▸ AIM OF THE TASK
Output only the lines that run from the line holding "OCR this image." to the end of the data below, including both ends, without any pictures.

▸ ENTRIES PROVIDED
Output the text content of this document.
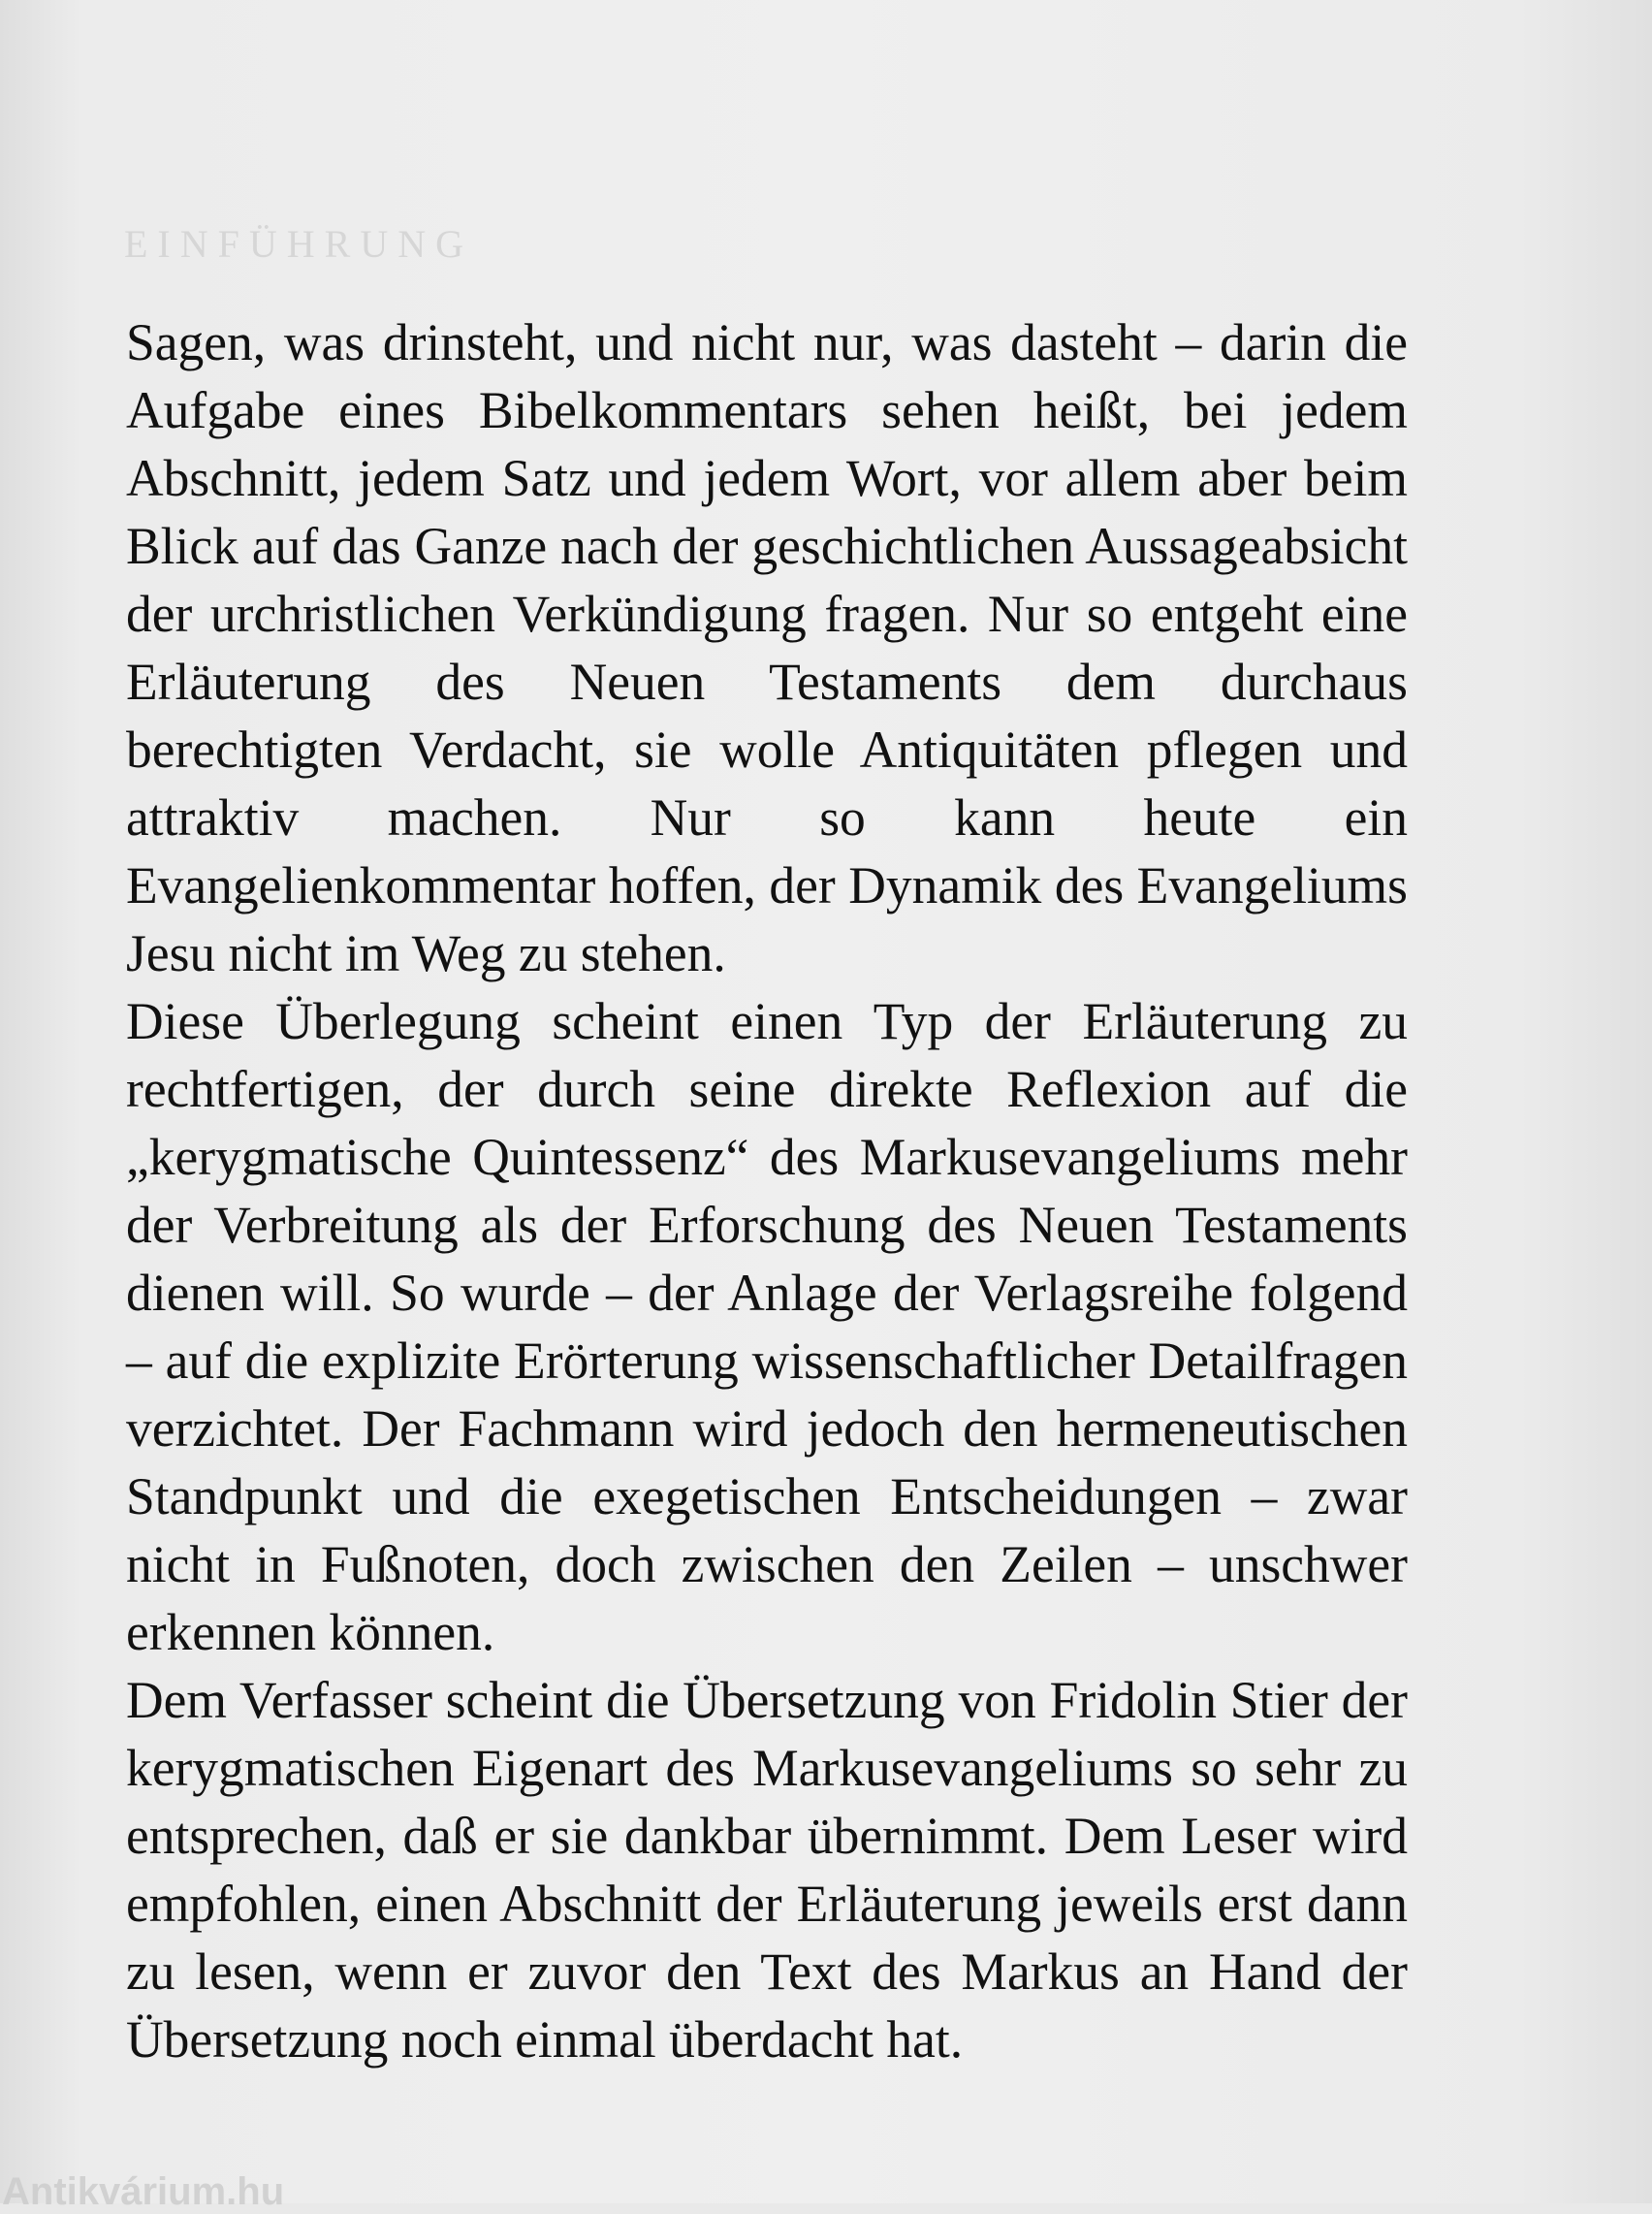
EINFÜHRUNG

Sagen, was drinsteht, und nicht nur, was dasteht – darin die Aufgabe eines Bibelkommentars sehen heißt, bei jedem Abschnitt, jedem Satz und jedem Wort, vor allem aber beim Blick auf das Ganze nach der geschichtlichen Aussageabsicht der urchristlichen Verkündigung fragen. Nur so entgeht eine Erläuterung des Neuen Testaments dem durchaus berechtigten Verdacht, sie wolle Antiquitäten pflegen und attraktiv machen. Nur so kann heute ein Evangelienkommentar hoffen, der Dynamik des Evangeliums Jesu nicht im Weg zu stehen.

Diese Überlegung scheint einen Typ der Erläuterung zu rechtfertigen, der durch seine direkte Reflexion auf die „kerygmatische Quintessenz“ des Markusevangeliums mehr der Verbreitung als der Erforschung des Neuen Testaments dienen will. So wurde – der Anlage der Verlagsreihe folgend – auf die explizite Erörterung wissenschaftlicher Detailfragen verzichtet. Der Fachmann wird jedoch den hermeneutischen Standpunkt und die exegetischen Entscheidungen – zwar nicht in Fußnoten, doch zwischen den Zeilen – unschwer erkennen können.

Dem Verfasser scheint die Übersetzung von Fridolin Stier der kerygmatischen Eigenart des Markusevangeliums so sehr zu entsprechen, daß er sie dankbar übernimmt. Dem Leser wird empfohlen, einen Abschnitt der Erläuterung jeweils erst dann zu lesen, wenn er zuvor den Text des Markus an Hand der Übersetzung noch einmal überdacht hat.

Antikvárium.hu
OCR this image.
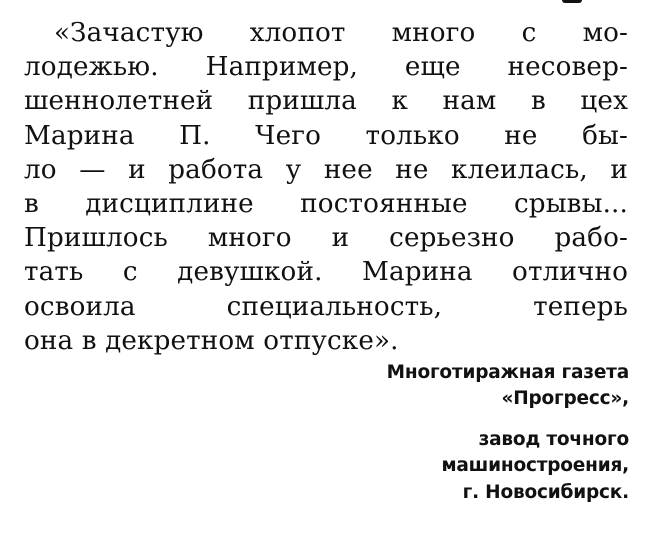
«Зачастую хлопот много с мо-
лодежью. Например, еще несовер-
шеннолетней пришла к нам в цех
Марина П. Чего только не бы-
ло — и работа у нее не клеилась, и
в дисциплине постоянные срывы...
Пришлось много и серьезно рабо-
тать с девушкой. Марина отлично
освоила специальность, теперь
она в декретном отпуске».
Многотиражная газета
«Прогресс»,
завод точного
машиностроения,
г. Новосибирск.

▸ FULL ANSWER
OCR this image.
«Зачастую хлопот много с мо-
лодежью. Например, еще несовер-
шеннолетней пришла к нам в цех
Марина П. Чего только не бы-
ло — и работа у нее не клеилась, и
в дисциплине постоянные срывы...
Пришлось много и серьезно рабо-
тать с девушкой. Марина отлично
освоила специальность, теперь
она в декретном отпуске».
Многотиражная газета
«Прогресс»,
завод точного
машиностроения,
г. Новосибирск.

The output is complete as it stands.